**Objective**: Reproduce the listing below without changes, except that pictures are left out.

**Given information**:
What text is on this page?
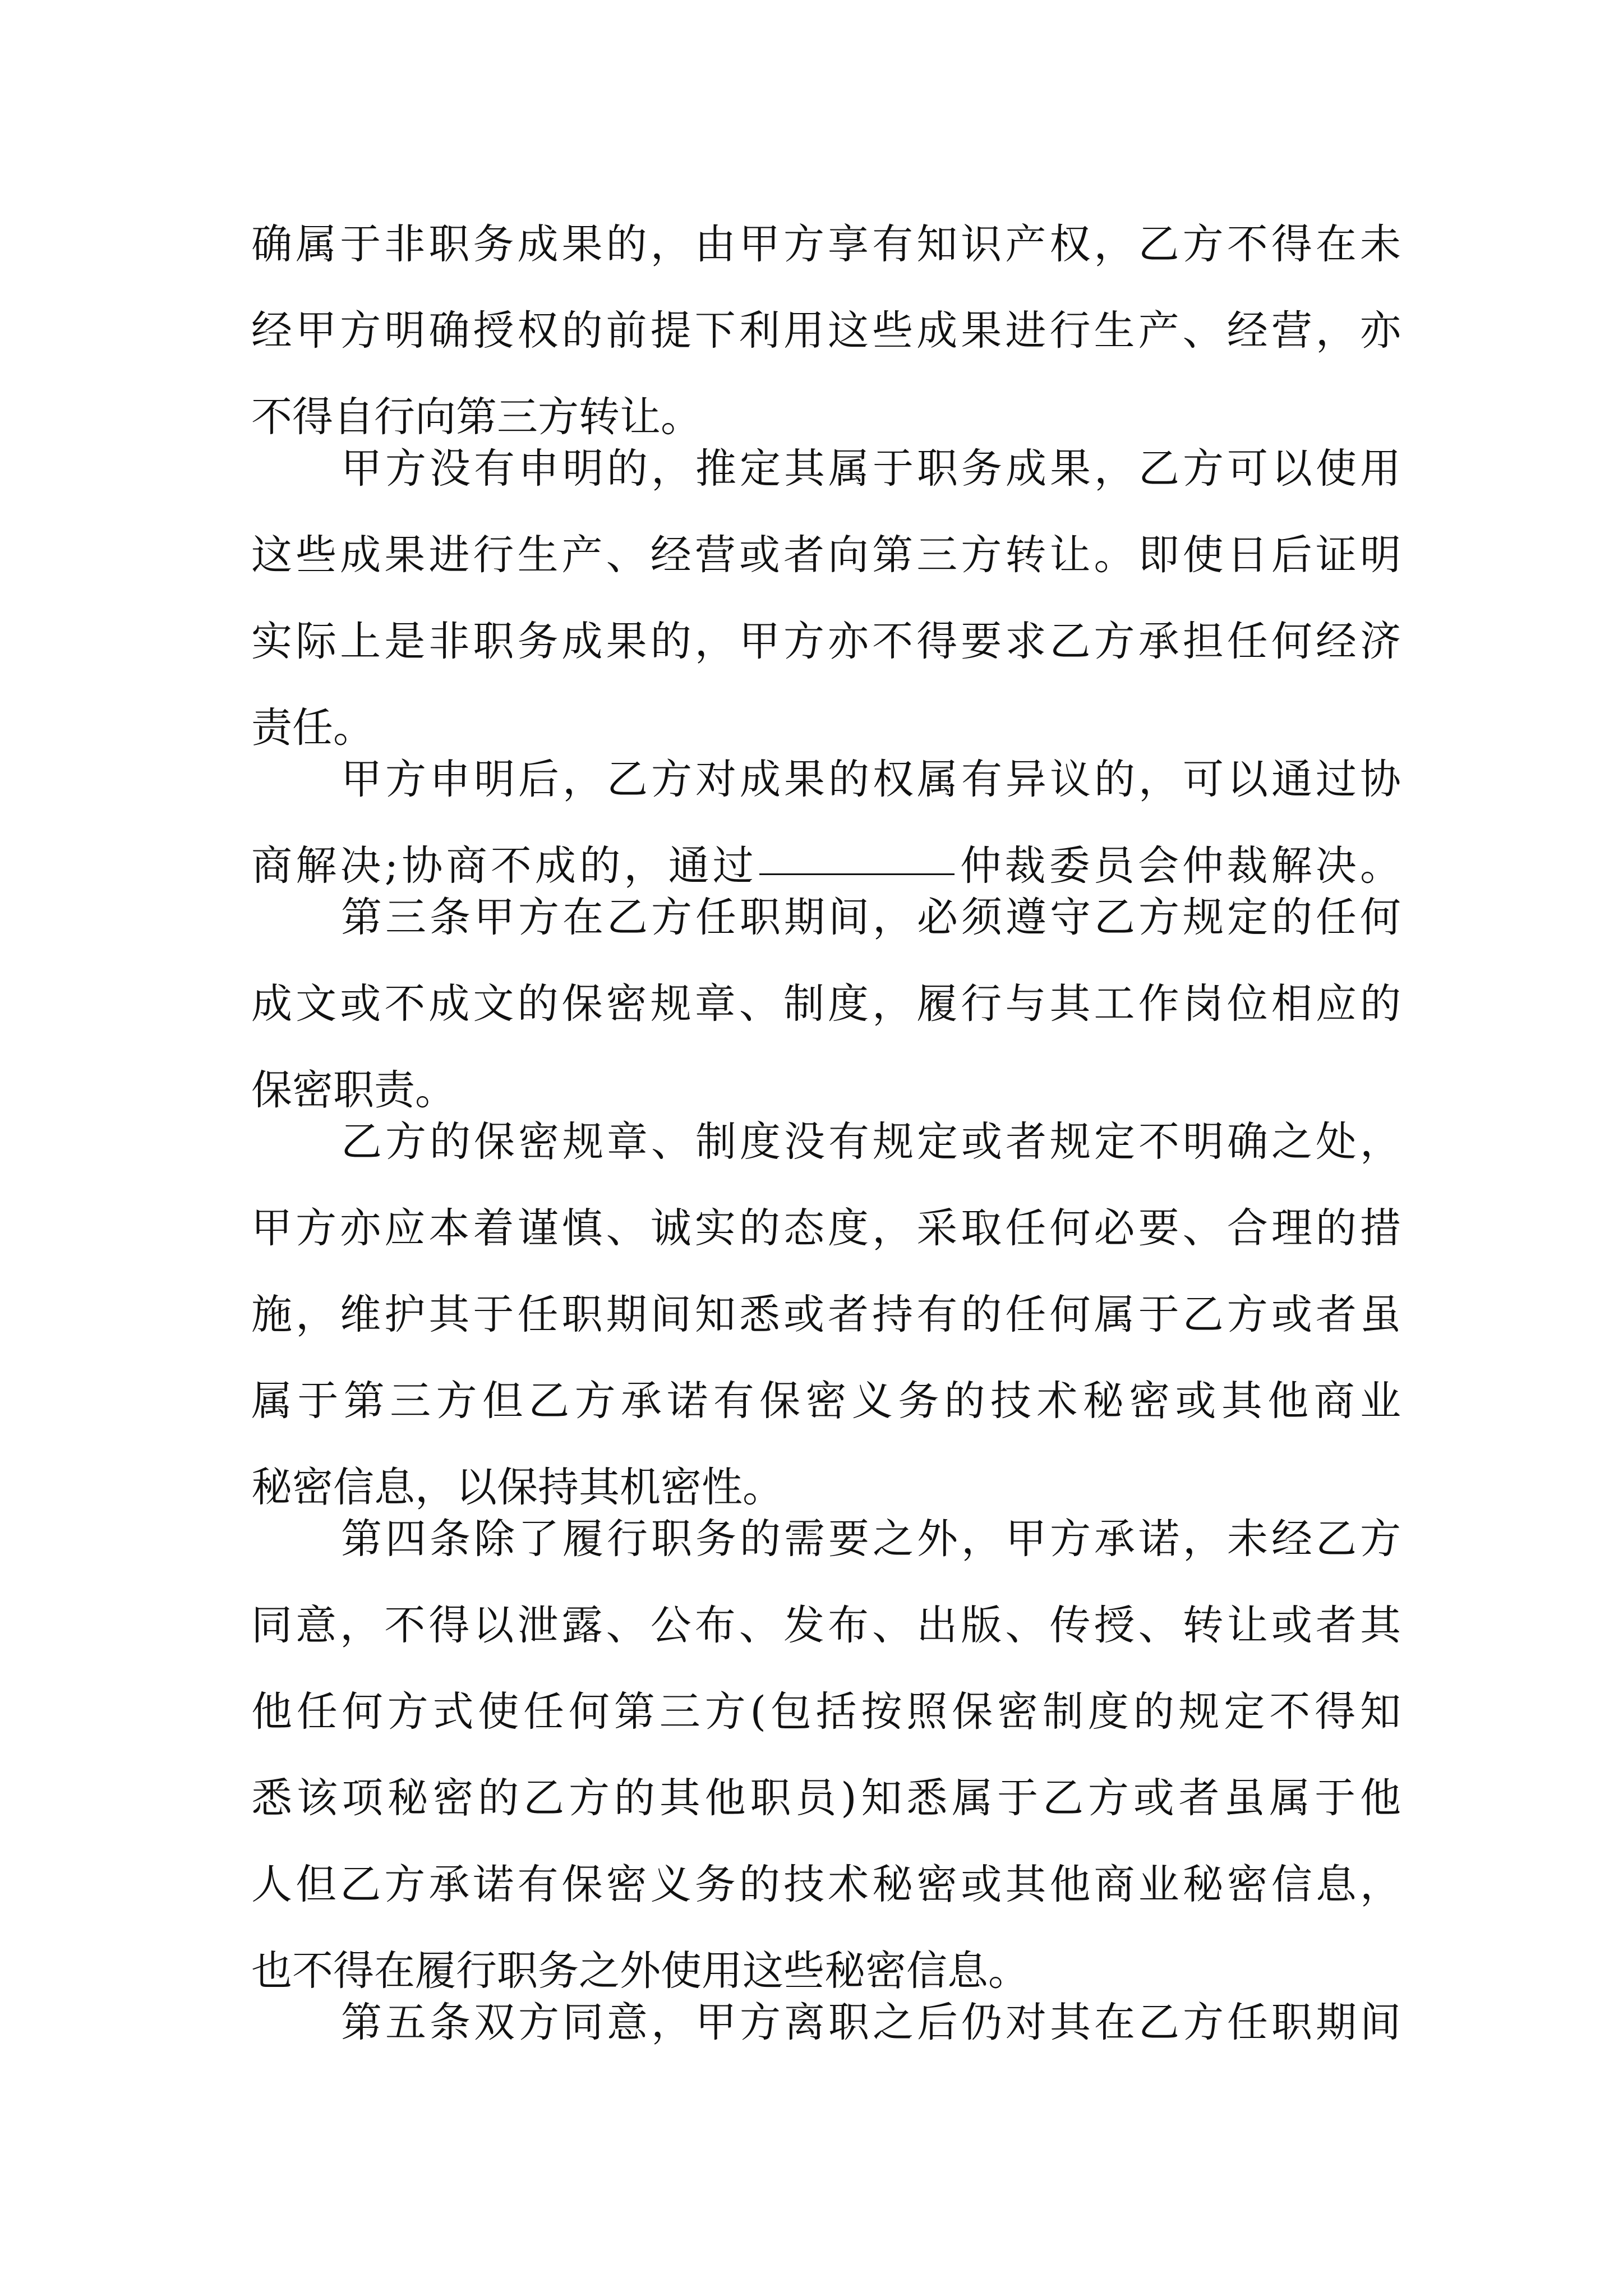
确属于非职务成果的，由甲方享有知识产权，乙方不得在未
经甲方明确授权的前提下利用这些成果进行生产、经营，亦
不得自行向第三方转让。
甲方没有申明的，推定其属于职务成果，乙方可以使用
这些成果进行生产、经营或者向第三方转让。即使日后证明
实际上是非职务成果的，甲方亦不得要求乙方承担任何经济
责任。
甲方申明后，乙方对成果的权属有异议的，可以通过协
商解决;协商不成的，通过	仲裁委员会仲裁解决。
第三条甲方在乙方任职期间，必须遵守乙方规定的任何
成文或不成文的保密规章、制度，履行与其工作岗位相应的
保密职责。
乙方的保密规章、制度没有规定或者规定不明确之处，
甲方亦应本着谨慎、诚实的态度，采取任何必要、合理的措
施，维护其于任职期间知悉或者持有的任何属于乙方或者虽
属于第三方但乙方承诺有保密义务的技术秘密或其他商业
秘密信息，以保持其机密性。
第四条除了履行职务的需要之外，甲方承诺，未经乙方
同意，不得以泄露、公布、发布、出版、传授、转让或者其
他任何方式使任何第三方(包括按照保密制度的规定不得知
悉该项秘密的乙方的其他职员)知悉属于乙方或者虽属于他
人但乙方承诺有保密义务的技术秘密或其他商业秘密信息，
也不得在履行职务之外使用这些秘密信息。
第五条双方同意，甲方离职之后仍对其在乙方任职期间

**Written response**:
What text is on this page?
确属于非职务成果的，由甲方享有知识产权，乙方不得在未
经甲方明确授权的前提下利用这些成果进行生产、经营，亦
不得自行向第三方转让。
甲方没有申明的，推定其属于职务成果，乙方可以使用
这些成果进行生产、经营或者向第三方转让。即使日后证明
实际上是非职务成果的，甲方亦不得要求乙方承担任何经济
责任。
甲方申明后，乙方对成果的权属有异议的，可以通过协
商解决;协商不成的，通过	仲裁委员会仲裁解决。
第三条甲方在乙方任职期间，必须遵守乙方规定的任何
成文或不成文的保密规章、制度，履行与其工作岗位相应的
保密职责。
乙方的保密规章、制度没有规定或者规定不明确之处，
甲方亦应本着谨慎、诚实的态度，采取任何必要、合理的措
施，维护其于任职期间知悉或者持有的任何属于乙方或者虽
属于第三方但乙方承诺有保密义务的技术秘密或其他商业
秘密信息，以保持其机密性。
第四条除了履行职务的需要之外，甲方承诺，未经乙方
同意，不得以泄露、公布、发布、出版、传授、转让或者其
他任何方式使任何第三方(包括按照保密制度的规定不得知
悉该项秘密的乙方的其他职员)知悉属于乙方或者虽属于他
人但乙方承诺有保密义务的技术秘密或其他商业秘密信息，
也不得在履行职务之外使用这些秘密信息。
第五条双方同意，甲方离职之后仍对其在乙方任职期间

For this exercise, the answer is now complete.